Extracted records
☆ ☆ ☆
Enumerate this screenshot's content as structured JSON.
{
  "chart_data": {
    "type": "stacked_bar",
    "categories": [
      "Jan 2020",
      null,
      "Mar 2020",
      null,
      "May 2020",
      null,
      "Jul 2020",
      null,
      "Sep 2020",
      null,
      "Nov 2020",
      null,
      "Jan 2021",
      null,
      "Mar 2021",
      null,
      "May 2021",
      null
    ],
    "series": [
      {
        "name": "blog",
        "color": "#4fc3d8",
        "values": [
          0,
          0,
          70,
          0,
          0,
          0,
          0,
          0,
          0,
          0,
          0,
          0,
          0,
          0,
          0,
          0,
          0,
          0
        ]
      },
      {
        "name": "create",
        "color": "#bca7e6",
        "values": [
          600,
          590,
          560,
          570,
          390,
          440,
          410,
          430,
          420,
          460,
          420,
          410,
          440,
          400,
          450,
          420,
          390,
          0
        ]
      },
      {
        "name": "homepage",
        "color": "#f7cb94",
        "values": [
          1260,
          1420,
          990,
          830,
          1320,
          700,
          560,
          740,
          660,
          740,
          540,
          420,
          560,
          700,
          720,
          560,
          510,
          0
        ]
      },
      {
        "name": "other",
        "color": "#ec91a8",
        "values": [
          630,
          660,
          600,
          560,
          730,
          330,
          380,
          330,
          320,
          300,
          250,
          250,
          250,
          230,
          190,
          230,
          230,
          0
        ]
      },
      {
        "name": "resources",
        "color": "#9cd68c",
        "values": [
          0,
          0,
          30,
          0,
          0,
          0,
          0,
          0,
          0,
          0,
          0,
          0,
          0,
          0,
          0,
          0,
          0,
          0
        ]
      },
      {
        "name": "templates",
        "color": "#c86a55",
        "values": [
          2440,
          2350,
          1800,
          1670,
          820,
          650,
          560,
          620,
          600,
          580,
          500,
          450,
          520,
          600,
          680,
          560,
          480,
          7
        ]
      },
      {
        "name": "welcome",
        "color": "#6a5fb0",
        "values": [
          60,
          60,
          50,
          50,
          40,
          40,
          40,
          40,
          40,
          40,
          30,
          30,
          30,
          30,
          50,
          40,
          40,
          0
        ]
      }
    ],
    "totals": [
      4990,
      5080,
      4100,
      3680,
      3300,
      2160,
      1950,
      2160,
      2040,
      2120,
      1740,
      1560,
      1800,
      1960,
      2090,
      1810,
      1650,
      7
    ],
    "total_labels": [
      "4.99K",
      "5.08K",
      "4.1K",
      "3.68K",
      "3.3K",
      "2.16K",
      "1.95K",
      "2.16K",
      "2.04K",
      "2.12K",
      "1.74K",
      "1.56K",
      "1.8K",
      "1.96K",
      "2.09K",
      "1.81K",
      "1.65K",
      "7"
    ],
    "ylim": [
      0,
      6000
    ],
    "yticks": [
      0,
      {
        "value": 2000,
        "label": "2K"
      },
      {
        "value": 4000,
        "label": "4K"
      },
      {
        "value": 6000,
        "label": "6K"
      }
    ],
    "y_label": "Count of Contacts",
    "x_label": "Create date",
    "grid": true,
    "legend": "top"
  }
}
☆ ☆ ☆
Extract all lines as given.

REPLY:
Enumerate this screenshot's content as structured JSON.
{
  "chart_data": {
    "type": "stacked_bar",
    "categories": [
      "Jan 2020",
      null,
      "Mar 2020",
      null,
      "May 2020",
      null,
      "Jul 2020",
      null,
      "Sep 2020",
      null,
      "Nov 2020",
      null,
      "Jan 2021",
      null,
      "Mar 2021",
      null,
      "May 2021",
      null
    ],
    "series": [
      {
        "name": "blog",
        "color": "#4fc3d8",
        "values": [
          0,
          0,
          70,
          0,
          0,
          0,
          0,
          0,
          0,
          0,
          0,
          0,
          0,
          0,
          0,
          0,
          0,
          0
        ]
      },
      {
        "name": "create",
        "color": "#bca7e6",
        "values": [
          600,
          590,
          560,
          570,
          390,
          440,
          410,
          430,
          420,
          460,
          420,
          410,
          440,
          400,
          450,
          420,
          390,
          0
        ]
      },
      {
        "name": "homepage",
        "color": "#f7cb94",
        "values": [
          1260,
          1420,
          990,
          830,
          1320,
          700,
          560,
          740,
          660,
          740,
          540,
          420,
          560,
          700,
          720,
          560,
          510,
          0
        ]
      },
      {
        "name": "other",
        "color": "#ec91a8",
        "values": [
          630,
          660,
          600,
          560,
          730,
          330,
          380,
          330,
          320,
          300,
          250,
          250,
          250,
          230,
          190,
          230,
          230,
          0
        ]
      },
      {
        "name": "resources",
        "color": "#9cd68c",
        "values": [
          0,
          0,
          30,
          0,
          0,
          0,
          0,
          0,
          0,
          0,
          0,
          0,
          0,
          0,
          0,
          0,
          0,
          0
        ]
      },
      {
        "name": "templates",
        "color": "#c86a55",
        "values": [
          2440,
          2350,
          1800,
          1670,
          820,
          650,
          560,
          620,
          600,
          580,
          500,
          450,
          520,
          600,
          680,
          560,
          480,
          7
        ]
      },
      {
        "name": "welcome",
        "color": "#6a5fb0",
        "values": [
          60,
          60,
          50,
          50,
          40,
          40,
          40,
          40,
          40,
          40,
          30,
          30,
          30,
          30,
          50,
          40,
          40,
          0
        ]
      }
    ],
    "totals": [
      4990,
      5080,
      4100,
      3680,
      3300,
      2160,
      1950,
      2160,
      2040,
      2120,
      1740,
      1560,
      1800,
      1960,
      2090,
      1810,
      1650,
      7
    ],
    "total_labels": [
      "4.99K",
      "5.08K",
      "4.1K",
      "3.68K",
      "3.3K",
      "2.16K",
      "1.95K",
      "2.16K",
      "2.04K",
      "2.12K",
      "1.74K",
      "1.56K",
      "1.8K",
      "1.96K",
      "2.09K",
      "1.81K",
      "1.65K",
      "7"
    ],
    "ylim": [
      0,
      6000
    ],
    "yticks": [
      0,
      {
        "value": 2000,
        "label": "2K"
      },
      {
        "value": 4000,
        "label": "4K"
      },
      {
        "value": 6000,
        "label": "6K"
      }
    ],
    "y_label": "Count of Contacts",
    "x_label": "Create date",
    "grid": true,
    "legend": "top"
  }
}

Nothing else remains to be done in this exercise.